▼▼▼
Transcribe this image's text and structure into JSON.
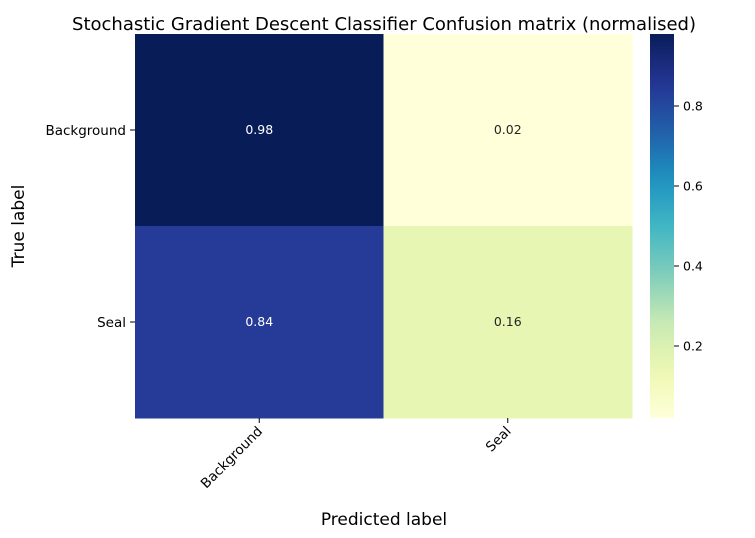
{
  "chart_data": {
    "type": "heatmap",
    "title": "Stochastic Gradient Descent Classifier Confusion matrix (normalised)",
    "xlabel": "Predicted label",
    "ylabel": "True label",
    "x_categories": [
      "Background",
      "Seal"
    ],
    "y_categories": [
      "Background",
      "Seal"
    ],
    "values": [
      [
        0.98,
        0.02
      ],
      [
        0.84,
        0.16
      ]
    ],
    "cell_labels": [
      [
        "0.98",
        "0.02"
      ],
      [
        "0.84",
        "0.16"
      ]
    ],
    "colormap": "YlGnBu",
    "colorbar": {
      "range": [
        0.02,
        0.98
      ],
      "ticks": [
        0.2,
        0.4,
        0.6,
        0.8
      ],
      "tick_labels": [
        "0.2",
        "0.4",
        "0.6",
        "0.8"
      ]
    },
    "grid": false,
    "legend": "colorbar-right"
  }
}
▲▲▲
▼▼▼
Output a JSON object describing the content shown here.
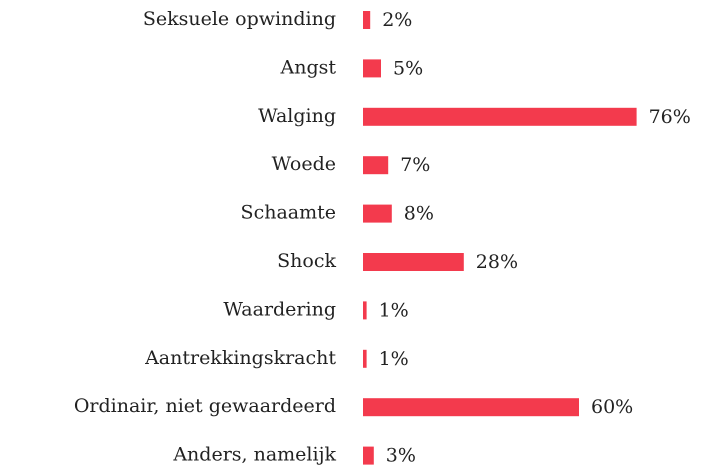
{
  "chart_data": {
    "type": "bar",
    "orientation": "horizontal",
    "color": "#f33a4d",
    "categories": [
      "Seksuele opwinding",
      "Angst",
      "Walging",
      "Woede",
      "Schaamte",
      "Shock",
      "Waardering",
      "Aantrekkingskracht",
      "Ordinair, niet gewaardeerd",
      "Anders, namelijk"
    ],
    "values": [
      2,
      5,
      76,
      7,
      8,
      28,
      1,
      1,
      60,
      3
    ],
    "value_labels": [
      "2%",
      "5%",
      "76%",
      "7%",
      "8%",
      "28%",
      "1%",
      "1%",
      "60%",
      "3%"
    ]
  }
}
▲▲▲
▼▼▼
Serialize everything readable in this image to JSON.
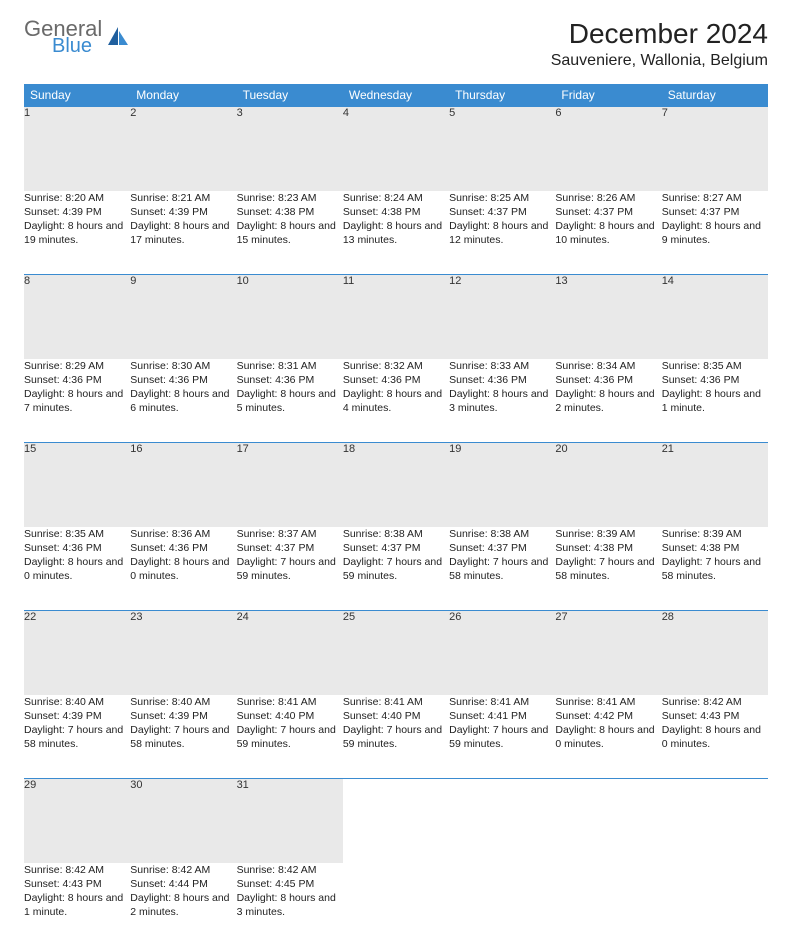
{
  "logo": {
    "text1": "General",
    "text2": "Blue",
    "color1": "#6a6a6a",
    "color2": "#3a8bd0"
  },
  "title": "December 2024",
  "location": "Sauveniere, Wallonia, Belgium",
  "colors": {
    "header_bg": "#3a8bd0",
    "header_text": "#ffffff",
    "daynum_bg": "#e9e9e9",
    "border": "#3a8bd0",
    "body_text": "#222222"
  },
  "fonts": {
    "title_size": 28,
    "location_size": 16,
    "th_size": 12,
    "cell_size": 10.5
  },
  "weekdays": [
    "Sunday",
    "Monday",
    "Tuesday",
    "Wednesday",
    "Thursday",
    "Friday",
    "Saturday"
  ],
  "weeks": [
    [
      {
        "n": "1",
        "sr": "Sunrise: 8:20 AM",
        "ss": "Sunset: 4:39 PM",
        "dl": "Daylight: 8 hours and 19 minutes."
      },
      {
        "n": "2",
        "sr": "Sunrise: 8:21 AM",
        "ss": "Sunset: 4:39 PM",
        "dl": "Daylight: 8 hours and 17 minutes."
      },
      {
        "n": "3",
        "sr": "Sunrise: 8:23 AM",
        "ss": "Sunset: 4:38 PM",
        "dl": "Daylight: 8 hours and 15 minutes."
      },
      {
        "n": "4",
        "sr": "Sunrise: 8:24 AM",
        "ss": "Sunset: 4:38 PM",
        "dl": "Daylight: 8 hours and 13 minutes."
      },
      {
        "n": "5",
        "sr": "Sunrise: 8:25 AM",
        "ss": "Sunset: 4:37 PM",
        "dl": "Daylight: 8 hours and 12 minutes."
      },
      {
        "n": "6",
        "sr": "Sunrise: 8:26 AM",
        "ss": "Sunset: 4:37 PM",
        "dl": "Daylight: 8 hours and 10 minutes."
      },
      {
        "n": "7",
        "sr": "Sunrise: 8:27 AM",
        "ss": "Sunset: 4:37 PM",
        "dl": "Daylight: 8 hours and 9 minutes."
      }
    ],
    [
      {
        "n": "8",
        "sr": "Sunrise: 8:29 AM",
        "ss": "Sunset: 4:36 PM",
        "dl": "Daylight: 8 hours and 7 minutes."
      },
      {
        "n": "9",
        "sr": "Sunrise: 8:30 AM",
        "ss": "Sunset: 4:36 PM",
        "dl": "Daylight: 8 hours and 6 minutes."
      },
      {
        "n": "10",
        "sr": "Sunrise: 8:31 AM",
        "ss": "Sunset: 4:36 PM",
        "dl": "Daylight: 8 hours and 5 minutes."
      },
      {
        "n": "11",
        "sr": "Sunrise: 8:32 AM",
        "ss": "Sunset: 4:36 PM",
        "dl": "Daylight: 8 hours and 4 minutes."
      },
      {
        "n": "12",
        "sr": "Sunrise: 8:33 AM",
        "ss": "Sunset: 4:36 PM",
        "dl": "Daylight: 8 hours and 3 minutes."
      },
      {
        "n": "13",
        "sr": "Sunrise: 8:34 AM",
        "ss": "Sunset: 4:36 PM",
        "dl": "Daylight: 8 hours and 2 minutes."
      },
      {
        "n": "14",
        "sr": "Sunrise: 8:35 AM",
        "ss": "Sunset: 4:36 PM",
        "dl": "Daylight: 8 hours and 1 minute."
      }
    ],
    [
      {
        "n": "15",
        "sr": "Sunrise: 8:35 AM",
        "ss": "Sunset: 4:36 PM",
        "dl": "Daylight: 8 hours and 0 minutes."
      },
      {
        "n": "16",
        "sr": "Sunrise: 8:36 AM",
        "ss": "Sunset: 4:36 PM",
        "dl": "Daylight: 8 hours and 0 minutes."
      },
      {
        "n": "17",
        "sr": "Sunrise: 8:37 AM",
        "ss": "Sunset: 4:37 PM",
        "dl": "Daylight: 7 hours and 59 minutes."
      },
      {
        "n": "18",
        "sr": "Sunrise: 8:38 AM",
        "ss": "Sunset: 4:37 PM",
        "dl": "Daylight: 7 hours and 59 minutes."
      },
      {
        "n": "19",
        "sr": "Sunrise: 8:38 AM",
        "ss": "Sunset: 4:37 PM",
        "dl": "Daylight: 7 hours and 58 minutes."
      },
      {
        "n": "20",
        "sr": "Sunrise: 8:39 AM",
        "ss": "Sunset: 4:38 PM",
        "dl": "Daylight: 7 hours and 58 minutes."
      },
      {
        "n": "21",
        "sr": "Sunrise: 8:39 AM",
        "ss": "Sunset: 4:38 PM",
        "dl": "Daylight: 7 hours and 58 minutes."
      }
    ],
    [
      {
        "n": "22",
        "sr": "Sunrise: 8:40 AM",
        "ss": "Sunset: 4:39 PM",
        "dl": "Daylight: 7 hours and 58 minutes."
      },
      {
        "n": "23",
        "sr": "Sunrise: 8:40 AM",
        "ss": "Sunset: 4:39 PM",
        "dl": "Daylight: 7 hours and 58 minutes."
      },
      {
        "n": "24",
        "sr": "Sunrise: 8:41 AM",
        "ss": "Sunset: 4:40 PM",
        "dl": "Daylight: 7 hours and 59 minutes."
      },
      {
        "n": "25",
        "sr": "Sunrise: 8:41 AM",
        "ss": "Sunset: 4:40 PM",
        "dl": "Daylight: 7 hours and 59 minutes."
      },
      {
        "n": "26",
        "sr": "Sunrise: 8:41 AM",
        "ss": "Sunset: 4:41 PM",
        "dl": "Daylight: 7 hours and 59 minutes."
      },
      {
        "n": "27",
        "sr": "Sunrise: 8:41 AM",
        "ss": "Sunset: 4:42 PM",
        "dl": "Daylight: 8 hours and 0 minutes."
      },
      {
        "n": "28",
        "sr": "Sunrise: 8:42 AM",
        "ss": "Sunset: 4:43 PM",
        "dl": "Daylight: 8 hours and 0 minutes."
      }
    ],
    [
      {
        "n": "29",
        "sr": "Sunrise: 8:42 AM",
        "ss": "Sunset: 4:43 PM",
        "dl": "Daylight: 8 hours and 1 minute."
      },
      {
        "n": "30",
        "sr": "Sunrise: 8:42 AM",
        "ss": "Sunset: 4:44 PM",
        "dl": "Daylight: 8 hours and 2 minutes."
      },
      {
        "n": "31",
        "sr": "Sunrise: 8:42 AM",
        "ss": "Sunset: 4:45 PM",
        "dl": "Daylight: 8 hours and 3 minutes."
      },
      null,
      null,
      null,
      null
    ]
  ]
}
▲▲▲
YOUR TASK ▸ Go through the listing above and list every line that has the word "image".

RESULT FOR THIS EXERCISE ▸
Transcribe this image's text and structure into JSON.
Serialize everything readable in this image to JSON.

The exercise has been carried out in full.